◆ Task directions ◆
Check each line of the material below, and copy it if it holds the string "this".

***

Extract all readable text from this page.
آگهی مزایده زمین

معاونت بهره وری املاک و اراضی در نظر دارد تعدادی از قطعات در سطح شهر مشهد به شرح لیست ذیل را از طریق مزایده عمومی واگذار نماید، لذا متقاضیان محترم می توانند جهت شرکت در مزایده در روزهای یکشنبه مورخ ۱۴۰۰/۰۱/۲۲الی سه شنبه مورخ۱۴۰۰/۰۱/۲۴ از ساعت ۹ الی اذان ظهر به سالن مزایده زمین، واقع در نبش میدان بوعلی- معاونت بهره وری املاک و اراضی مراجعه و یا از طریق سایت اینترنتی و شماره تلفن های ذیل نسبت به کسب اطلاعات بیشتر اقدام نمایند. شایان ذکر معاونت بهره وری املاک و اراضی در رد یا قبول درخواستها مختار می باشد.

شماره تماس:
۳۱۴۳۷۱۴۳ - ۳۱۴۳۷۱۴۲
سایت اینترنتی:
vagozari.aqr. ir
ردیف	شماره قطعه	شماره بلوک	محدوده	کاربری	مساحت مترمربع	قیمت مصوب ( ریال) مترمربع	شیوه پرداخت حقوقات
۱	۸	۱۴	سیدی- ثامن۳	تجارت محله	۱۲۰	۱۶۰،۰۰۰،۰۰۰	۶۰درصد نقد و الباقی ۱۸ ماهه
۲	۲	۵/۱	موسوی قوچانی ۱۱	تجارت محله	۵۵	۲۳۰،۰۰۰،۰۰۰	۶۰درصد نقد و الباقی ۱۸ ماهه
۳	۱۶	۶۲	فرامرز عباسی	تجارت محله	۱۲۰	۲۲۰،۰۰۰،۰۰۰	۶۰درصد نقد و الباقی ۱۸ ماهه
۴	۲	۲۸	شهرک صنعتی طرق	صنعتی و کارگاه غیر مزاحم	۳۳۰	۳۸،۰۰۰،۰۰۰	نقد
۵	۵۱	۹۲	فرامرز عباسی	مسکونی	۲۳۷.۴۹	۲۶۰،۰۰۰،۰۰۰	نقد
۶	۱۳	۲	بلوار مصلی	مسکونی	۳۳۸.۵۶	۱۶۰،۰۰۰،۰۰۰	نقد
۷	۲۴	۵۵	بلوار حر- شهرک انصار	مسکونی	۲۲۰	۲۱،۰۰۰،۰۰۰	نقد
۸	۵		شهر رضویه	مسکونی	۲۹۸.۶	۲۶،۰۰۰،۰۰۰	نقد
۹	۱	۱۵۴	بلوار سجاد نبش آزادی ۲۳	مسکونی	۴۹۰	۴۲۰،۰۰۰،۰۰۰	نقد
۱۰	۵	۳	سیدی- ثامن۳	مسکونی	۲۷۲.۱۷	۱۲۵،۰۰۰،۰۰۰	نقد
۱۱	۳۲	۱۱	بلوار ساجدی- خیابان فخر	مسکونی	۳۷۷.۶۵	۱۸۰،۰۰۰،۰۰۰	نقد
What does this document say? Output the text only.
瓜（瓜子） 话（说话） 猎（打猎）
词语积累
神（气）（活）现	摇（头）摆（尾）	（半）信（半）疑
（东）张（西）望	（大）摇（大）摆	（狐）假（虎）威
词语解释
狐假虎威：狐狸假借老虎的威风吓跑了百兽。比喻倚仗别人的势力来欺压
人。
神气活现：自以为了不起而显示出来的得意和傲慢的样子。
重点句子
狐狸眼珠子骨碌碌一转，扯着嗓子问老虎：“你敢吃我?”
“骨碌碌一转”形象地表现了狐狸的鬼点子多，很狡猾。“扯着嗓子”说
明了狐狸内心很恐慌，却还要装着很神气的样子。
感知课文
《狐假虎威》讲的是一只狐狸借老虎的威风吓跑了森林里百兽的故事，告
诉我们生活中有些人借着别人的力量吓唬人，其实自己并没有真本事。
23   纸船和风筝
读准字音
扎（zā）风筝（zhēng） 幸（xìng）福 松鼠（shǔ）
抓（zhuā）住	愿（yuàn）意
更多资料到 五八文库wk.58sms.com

***

◆ Solved exercise ◆
Extract all readable text from this page.
What does this document say? Output the text only.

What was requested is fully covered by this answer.